EXCERPT TO READ
◆ ◆ ◆ ◆ ◆
Customer experience: the purpose of B2B marketing

Often deprived of the marketing mix’s usual levers, B2B marketing should take advantage of the notion of customer experience to fully play its role of unifying reinforcement initiatives of customer orientation.  

Beyond mass markets, marketing generally has difficulties in finding its place within B2B organisations. For example, on business markets, the product strategy often emanates from customers requests (“custom-made” offers) when it is not managed by technical or production functions, drawing on their professional expertise.

The very significant commercial function, whether it is about “key accounts” or about a saturated market, manages itself the distribution function in connection with various organisations including sales management or logistics one. It ensures – generally skilfully – the customer relationship with buyers.  Similarly, it is often the sales force or the sales management who finally is in control of the pricing policy. Either in a direct way, by answering to the specifications within the framework of formal procedures or, more indirectly, through more or less posted discount policies.

This primacy of the sales relationship is even stronger when B2B offers are unique ones (ex. building a factory) or are offers of provision on the long term and of recurring purchases (ex. parts or subsections) even of “services” managed by professional buyers (ex. energy, fluids…). The “Key Account Management” type of organisations are actually probably the sign that a certain cross-functional vision is lacking, but remain marked by a very business-oriented culture. In these fields, marketing is seen as a luxury, at best and, at worst, as a bother.

Indeed, the marketing function in B2B is often “torn” between a strategic marketing management rather abstract and focused on questions of segments attractiveness, and an operational marketing close to the field, editing and distributing product information sheets, catalogues or samples when it is not busy dealing with public relations matters…

The enthusiasm for the notion of customer experience seems to simply suggest the ways towards a necessary return of the marketing function in the B2B world. Customer experience refers to the subjective perspectives of the customer before, during and after purchasing a product or service. It therefore covers the expectations (and fills the gap between these and reality), the search for solutions, the buying experience itself and all phases of service or product use (including, when appropriate, its destruction or replacement).
◆ ◆ ◆ ◆ ◆
ROWS

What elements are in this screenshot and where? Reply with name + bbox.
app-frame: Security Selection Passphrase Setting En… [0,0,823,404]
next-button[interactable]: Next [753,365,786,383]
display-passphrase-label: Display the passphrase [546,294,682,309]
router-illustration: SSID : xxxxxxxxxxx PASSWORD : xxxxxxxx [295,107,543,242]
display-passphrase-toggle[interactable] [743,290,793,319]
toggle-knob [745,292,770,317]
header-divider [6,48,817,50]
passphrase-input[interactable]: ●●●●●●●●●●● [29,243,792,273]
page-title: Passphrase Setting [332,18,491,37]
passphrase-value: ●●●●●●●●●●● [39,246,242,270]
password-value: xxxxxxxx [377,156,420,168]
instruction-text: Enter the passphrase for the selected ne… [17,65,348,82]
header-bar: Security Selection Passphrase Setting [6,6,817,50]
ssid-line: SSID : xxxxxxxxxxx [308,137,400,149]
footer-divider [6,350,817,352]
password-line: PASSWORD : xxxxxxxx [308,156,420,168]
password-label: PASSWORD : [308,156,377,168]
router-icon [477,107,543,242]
◆ ◆ ◆ ◆ ◆
REQUIRED TASK
In the customer experience text, who is often in control of the pricing policy?

RESPONSE
The sales force or the sales management.